Say how many lines contain the word "xlabel". Only the number should be given.

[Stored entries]
━━━━━━━━
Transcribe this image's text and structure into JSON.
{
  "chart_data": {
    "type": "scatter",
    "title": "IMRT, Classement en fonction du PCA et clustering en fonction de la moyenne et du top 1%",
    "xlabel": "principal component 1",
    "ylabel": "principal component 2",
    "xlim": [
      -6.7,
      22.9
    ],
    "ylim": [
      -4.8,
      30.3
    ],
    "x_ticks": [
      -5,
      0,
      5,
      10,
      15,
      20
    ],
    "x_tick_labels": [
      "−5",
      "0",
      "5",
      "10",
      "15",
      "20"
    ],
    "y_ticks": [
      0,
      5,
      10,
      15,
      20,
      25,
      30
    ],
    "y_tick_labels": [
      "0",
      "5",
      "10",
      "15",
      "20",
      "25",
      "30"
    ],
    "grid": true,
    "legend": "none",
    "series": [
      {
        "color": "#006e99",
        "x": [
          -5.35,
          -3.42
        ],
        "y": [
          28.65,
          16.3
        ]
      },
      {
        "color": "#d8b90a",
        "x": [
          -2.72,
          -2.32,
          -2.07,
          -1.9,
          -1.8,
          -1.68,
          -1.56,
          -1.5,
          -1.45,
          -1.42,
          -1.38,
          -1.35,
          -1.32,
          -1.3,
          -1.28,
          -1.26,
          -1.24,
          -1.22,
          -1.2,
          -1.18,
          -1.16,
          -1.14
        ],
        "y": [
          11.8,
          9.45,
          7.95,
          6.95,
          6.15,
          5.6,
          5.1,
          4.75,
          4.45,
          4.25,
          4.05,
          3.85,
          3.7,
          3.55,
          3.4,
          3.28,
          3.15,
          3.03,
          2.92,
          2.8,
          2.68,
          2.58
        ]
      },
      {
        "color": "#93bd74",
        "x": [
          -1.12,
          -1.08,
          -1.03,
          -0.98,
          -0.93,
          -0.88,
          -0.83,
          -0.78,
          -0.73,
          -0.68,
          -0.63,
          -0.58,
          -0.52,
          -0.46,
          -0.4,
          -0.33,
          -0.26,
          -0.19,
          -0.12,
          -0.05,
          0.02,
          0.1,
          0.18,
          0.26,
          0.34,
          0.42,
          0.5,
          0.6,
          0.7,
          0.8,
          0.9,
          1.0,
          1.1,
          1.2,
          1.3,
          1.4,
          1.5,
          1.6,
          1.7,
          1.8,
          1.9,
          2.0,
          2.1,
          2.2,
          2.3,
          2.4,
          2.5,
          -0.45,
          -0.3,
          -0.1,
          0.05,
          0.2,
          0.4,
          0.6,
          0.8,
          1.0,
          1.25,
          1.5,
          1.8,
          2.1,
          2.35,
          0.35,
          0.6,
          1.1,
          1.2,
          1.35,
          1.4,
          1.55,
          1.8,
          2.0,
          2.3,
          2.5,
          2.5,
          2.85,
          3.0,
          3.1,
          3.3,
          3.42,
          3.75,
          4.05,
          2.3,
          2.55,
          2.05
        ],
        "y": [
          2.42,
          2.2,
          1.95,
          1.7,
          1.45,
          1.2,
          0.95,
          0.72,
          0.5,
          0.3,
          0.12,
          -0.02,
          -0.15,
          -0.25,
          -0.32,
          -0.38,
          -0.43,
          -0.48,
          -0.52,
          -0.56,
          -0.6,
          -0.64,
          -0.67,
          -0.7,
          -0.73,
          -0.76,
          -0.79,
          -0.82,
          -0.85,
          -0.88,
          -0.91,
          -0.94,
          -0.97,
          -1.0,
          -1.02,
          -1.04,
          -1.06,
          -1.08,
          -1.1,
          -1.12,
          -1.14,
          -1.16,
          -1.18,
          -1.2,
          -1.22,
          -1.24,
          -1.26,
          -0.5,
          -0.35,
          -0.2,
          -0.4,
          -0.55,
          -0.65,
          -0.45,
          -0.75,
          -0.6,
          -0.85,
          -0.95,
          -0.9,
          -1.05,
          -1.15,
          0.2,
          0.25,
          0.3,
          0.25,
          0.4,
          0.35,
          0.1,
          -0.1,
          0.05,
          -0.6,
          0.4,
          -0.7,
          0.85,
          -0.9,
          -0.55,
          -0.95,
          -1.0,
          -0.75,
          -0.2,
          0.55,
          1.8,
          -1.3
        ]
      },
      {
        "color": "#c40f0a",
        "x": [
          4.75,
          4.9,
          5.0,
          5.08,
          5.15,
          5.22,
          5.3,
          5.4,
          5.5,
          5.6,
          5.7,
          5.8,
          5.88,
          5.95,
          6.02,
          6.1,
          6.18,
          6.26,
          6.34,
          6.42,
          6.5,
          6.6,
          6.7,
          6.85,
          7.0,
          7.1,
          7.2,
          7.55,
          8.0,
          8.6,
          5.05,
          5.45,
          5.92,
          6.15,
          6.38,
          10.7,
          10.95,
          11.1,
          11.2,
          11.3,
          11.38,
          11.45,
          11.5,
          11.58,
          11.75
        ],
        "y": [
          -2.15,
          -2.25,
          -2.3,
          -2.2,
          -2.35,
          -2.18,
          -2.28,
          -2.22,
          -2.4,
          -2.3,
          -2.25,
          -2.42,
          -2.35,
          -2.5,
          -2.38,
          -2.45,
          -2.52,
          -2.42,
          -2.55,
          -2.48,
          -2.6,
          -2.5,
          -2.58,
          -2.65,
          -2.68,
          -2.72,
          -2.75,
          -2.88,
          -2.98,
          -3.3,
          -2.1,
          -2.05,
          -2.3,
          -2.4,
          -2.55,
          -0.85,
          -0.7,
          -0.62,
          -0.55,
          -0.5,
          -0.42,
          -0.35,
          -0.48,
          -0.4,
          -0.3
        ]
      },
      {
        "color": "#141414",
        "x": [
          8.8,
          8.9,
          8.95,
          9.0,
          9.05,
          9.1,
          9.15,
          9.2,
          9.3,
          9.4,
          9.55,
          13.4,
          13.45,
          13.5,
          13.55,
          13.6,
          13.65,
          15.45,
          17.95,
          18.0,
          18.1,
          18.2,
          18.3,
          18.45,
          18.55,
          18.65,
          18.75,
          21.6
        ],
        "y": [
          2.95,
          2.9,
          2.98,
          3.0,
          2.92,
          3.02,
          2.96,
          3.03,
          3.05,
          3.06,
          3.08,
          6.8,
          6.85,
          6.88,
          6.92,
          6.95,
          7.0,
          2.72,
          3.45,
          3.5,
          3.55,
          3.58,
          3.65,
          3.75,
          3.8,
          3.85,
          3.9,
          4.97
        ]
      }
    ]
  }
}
━━━━━━━━
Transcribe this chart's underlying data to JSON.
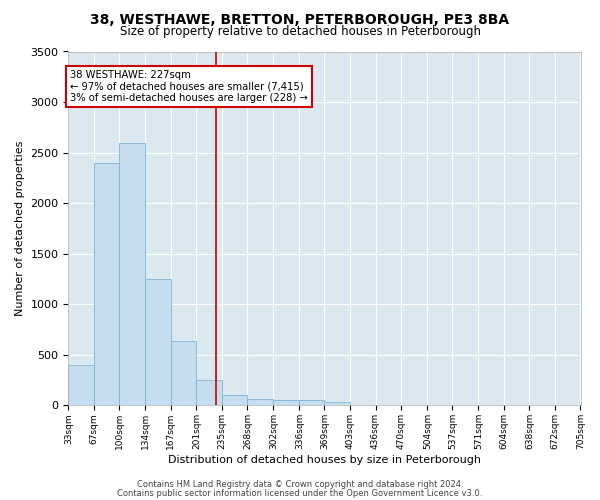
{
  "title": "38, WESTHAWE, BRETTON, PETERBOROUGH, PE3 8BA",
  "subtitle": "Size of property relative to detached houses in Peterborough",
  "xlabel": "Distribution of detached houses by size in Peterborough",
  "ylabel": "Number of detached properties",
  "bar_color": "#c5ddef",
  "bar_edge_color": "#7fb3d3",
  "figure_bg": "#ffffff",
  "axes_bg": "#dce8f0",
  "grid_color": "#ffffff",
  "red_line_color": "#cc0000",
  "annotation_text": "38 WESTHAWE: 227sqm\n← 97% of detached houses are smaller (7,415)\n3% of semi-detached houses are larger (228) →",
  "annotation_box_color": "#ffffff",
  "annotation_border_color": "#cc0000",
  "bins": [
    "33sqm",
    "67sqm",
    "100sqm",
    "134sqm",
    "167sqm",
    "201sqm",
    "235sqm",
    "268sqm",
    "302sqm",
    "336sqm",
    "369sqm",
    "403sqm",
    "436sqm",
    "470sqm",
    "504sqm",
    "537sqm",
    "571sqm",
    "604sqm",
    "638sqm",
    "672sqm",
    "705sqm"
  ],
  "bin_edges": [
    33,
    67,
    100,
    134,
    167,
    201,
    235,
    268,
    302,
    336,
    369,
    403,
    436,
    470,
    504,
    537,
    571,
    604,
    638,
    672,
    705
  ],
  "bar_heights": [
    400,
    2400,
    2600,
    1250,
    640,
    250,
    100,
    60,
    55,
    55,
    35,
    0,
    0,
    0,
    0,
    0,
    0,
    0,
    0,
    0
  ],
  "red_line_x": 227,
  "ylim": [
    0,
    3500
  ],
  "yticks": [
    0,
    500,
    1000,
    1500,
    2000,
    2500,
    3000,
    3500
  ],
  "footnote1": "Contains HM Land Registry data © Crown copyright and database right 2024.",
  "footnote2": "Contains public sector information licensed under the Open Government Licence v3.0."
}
━━━━━━━━
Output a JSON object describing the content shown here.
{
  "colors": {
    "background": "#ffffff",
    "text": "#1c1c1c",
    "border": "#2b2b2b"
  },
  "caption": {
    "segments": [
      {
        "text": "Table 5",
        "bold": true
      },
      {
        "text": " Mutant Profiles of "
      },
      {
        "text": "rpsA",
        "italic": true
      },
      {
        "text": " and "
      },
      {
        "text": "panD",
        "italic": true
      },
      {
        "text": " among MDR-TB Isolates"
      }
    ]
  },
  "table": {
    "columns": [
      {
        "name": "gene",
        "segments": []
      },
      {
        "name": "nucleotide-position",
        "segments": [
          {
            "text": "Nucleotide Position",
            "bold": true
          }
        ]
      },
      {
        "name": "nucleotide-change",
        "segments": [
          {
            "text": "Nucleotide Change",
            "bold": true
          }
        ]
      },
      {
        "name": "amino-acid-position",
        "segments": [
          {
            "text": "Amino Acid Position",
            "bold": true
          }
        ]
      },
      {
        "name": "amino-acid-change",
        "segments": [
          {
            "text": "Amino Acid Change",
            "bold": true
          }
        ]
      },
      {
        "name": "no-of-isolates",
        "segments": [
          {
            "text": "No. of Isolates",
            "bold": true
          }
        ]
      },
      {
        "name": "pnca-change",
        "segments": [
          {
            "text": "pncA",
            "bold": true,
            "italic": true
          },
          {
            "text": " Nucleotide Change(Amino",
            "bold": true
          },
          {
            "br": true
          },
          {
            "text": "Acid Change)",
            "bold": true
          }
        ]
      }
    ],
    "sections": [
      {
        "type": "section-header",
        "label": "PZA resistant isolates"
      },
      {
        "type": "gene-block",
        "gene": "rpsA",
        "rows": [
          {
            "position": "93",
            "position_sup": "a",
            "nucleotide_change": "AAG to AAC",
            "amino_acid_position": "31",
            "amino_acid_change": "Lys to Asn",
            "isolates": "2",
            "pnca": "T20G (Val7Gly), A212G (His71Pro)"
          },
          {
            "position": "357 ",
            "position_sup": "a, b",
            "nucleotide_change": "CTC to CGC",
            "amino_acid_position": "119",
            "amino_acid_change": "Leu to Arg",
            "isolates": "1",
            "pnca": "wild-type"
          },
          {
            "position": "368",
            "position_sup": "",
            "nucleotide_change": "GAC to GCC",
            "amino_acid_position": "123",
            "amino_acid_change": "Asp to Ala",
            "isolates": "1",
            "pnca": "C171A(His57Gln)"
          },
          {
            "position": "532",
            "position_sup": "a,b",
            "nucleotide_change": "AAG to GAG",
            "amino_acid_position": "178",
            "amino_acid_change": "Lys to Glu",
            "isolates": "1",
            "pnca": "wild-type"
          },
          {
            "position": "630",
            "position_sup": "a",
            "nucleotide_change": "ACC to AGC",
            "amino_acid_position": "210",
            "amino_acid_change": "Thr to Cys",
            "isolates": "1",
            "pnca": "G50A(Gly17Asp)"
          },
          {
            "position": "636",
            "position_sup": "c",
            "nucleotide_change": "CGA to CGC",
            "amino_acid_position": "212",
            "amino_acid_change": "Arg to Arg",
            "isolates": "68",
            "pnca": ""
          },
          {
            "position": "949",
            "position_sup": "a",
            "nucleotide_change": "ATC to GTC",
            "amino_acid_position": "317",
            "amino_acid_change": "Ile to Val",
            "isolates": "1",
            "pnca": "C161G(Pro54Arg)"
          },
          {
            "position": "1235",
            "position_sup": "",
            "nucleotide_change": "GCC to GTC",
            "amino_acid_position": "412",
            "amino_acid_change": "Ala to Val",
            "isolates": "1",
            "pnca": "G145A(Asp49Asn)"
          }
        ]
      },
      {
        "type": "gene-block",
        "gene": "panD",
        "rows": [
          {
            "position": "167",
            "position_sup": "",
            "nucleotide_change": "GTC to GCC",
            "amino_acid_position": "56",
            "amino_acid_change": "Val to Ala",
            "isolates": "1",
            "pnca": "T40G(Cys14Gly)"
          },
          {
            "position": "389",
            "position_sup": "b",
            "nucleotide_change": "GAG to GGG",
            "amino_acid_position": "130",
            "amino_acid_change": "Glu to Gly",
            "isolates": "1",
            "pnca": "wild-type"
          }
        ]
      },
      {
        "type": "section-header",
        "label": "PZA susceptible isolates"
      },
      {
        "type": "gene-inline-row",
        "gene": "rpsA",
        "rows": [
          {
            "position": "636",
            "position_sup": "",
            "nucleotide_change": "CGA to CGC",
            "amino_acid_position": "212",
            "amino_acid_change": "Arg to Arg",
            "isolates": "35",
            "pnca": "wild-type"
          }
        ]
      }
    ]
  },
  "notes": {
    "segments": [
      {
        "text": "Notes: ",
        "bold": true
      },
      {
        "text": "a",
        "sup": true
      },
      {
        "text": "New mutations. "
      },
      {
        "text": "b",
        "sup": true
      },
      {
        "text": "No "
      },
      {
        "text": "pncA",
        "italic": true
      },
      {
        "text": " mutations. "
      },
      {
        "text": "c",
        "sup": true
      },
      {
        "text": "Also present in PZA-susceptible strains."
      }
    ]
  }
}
━━━━━━━━
Correct response:
2